Consignes:
**1.** Dites si chacune des affirmations suivantes concorde avec le texte sur sainte Barbe ci-dessous. Répondez par oui ou non, puis citez mot pour mot le passage du texte qui tranche. (a) La statue de sainte Barbe est en marbre. (b) Barbe fut baptisée en secret par un prêtre. (c) Dioscore avait prévu trois fenêtres pour le bain de sa fille.
**2.** Rédigez la suite du texte sur sainte Barbe, à partir de sa dernière phrase.

Cette statue en calcaire représente sainte Barbe, debout à côté de sa tour à trois fenêtres, le regard baissé en méditation. Ses longs cheveux ondulés tombent gracieusement sur sa robe. Dans sa main gauche, elle tient les évangiles ouverts, et dans sa main droite, un morceau de palme aujourd’hui manquant.
Barbe, qui vécut à la fin du IIIème et au début du IVème siècle à Nicomédie, en Bithynie, était la belle et intelligente fille de Dioscore, un riche païen. Son père l’enferma dans une tour pour la protéger du monde extérieur et préserver sa virginité. Il lui interdit tout contact avec des amis et n’autorisa que la visite de professeurs et de serviteurs chargés de lui enseigner le culte des dieux païens. Barbe passa des années dans cette tour, où elle faisait monter et descendre sa nourriture et son linge à l’aide d’un panier accroché à une corde. Un jour, un étranger glissa un livre sur le christianisme dans son panier. En le lisant, elle fit semblant d’être malade pour qu’on fasse venir un médecin. L’homme qui arriva était en réalité un prêtre, qui la baptisa secrètement.
Avant de partir en voyage, Dioscore ordonna la construction d’un bain pour sa fille, avec seulement deux fenêtres. En son absence, Barbe demanda aux ouvriers d’en faire trois, en symbole de la Sainte Trinité. À son retour, son père entra dans une colère noire en découvrant cette modification non autorisée. Lorsque Barbe lui avoua être chrétienne et refusa une demande en mariage qu’il avait organisée, il entra dans une rage folle. Dioscore la livra au préfet de la province, qui ordonna qu’on la promène nue dans la ville. Mais soudain, un brouillard se leva et la dissimula aux regards de la foule. Le préfet ordonna alors qu’elle soit torturée et décapitée. Barbe refusa d’abjurer sa foi malgré les supplices ; ses blessures guérissaient chaque matin. C’est son propre père qui finalement exécuta la sentence de mort. Sur le chemin du retour, une violente tempête éclata, et il fut frappé mortellement par la foudre, consumé par le feu que Dieu avait fait tomber sur lui.

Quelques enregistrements
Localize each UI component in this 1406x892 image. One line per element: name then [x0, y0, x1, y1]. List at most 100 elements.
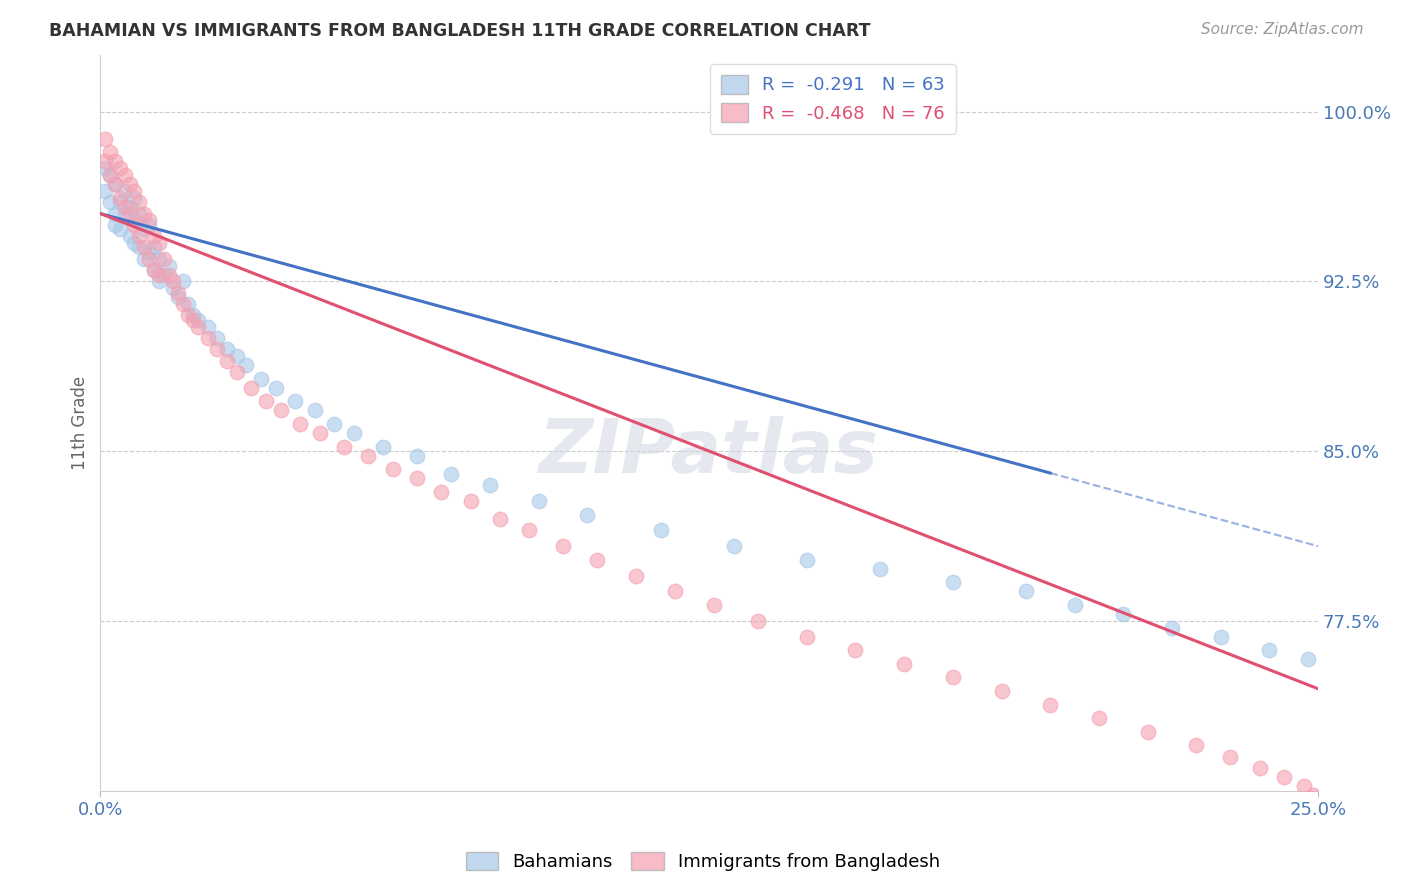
Point [343, 425, 366, 440]
Point [138, 213, 160, 227]
Point [624, 568, 647, 582]
Point [98, 168, 121, 182]
Point [187, 313, 209, 327]
Point [124, 184, 146, 198]
Point [703, 598, 725, 612]
Point [134, 252, 156, 266]
Point [197, 331, 219, 345]
Y-axis label: 11th Grade: 11th Grade [72, 376, 89, 470]
Point [942, 575, 965, 590]
Point [1039, 698, 1062, 712]
Point [650, 524, 672, 538]
Point [308, 425, 330, 440]
Point [1308, 833, 1330, 847]
Point [134, 206, 156, 220]
Point [167, 285, 190, 300]
Point [104, 177, 127, 191]
Point [118, 177, 141, 191]
Point [527, 494, 550, 508]
Point [381, 462, 404, 476]
Point [128, 229, 150, 244]
Point [215, 343, 238, 357]
Point [1292, 779, 1315, 793]
Point [371, 440, 394, 454]
Point [157, 268, 180, 282]
Point [430, 484, 453, 499]
Point [479, 478, 502, 492]
Legend: R =  -0.291   N = 63, R =  -0.468   N = 76: R = -0.291 N = 63, R = -0.468 N = 76 [710, 64, 956, 134]
Point [1249, 761, 1271, 775]
Point [148, 252, 170, 266]
Point [181, 313, 204, 327]
Point [172, 297, 194, 311]
Text: BAHAMIAN VS IMMIGRANTS FROM BANGLADESH 11TH GRADE CORRELATION CHART: BAHAMIAN VS IMMIGRANTS FROM BANGLADESH 1… [49, 22, 870, 40]
Point [240, 381, 263, 395]
Point [118, 229, 141, 244]
Point [1136, 724, 1159, 739]
Point [98, 195, 121, 210]
Point [333, 440, 356, 454]
Point [104, 206, 127, 220]
Point [440, 467, 463, 481]
Point [207, 343, 229, 357]
Point [94, 161, 117, 176]
Point [94, 184, 117, 198]
Point [118, 200, 141, 214]
Point [1185, 739, 1208, 753]
Point [576, 508, 599, 522]
Point [1088, 711, 1111, 725]
Point [723, 539, 745, 553]
Point [796, 630, 818, 644]
Point [796, 553, 818, 567]
Text: Source: ZipAtlas.com: Source: ZipAtlas.com [1201, 22, 1364, 37]
Point [104, 177, 127, 191]
Point [148, 275, 170, 289]
Point [460, 494, 482, 508]
Point [1015, 584, 1038, 599]
Point [177, 297, 200, 311]
Point [124, 218, 146, 232]
Point [142, 263, 165, 277]
Point [1308, 808, 1330, 822]
Point [1302, 788, 1324, 802]
Text: ZIPatlas: ZIPatlas [540, 416, 879, 489]
Point [1308, 802, 1330, 816]
Point [1272, 770, 1295, 784]
Point [108, 191, 131, 205]
Point [264, 381, 287, 395]
Point [893, 657, 915, 671]
Point [284, 394, 307, 409]
Point [288, 417, 311, 431]
Point [357, 449, 380, 463]
Point [124, 191, 146, 205]
Point [162, 281, 184, 295]
Point [157, 259, 180, 273]
Point [869, 562, 891, 576]
Point [172, 275, 194, 289]
Point [406, 471, 429, 485]
Point [152, 252, 174, 266]
Point [1298, 652, 1320, 666]
Point [942, 670, 965, 684]
Point [323, 417, 346, 431]
Point [1258, 643, 1281, 657]
Point [1308, 829, 1330, 843]
Point [1219, 749, 1241, 764]
Point [254, 394, 277, 409]
Point [114, 184, 136, 198]
Point [844, 643, 866, 657]
Point [187, 319, 209, 334]
Point [207, 331, 229, 345]
Point [1308, 822, 1330, 836]
Point [1063, 598, 1085, 612]
Point [235, 358, 257, 372]
Legend: Bahamians, Immigrants from Bangladesh: Bahamians, Immigrants from Bangladesh [458, 845, 948, 879]
Point [664, 584, 686, 599]
Point [304, 403, 326, 417]
Point [98, 168, 121, 182]
Point [142, 240, 165, 254]
Point [128, 206, 150, 220]
Point [128, 240, 150, 254]
Point [152, 268, 174, 282]
Point [142, 263, 165, 277]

Réponses:
**1.**
(a) Non : « Cette statue en calcaire représente sainte Barbe ».
(b) Oui : « L’homme qui arriva était en réalité un prêtre, qui la baptisa secrètement ».
(c) Non : « Dioscore ordonna la construction d’un bain pour sa fille, avec seulement deux fenêtres ».

**2.**
C’est en raison de cette légende que sainte Barbe est invoquée pour être protégée contre les explosions et la mort subite. Elle est vénérée par les catholiques exposés à une mort imprévisible et violente dans l’exercice de leur métier. Elle est la sainte patronne des artilleurs, des mineurs, des pompiers, des marins et des prisonniers. La tour dans laquelle son père l’avait enfermée est toujours associée à elle dans l’art chrétien. Elle apparaît parfois en arrière-plan sous la forme d’un bâtiment. Il arrive qu’elle en tienne une version miniature dans sa main gauche. Représenter la sainte à côté de la tour permettait de lui mettre d’autres attributs dans les mains. En général, elle tient dans l’une une copie ouverte des évangiles. Dans sa main droite, elle porte souvent une palme, symbole de sa virginité, ou une épée, représentant son martyre.
Barbe se distingue de toute autre sainte dans l’art chrétien par la représentation fréquente d’un calice contenant l’Eucharistie. Cette tradition iconographique apparaît à la fin du Moyen Âge, lorsque la vénération de sainte Barbe se détourne de son martyre lié à son emprisonnement, pour se concentrer sur les miracles pour lesquels elle est invoquée. Ses miracles posthumes concernent des mourants qui, dans leur détresse, craignent de ne pas pouvoir recevoir les derniers sacrements. En invoquant Barbe, ils pouvaient encore recevoir l’extrême-onction et mourir en paix. Cela entraîna un recul de l’importance visuelle de la tour, élément de son histoire terrestre et de son martyre, qui fut reléguée à une fonction secondaire, par exemple comme support du calice et de l’hostie, ou qui disparut complètement.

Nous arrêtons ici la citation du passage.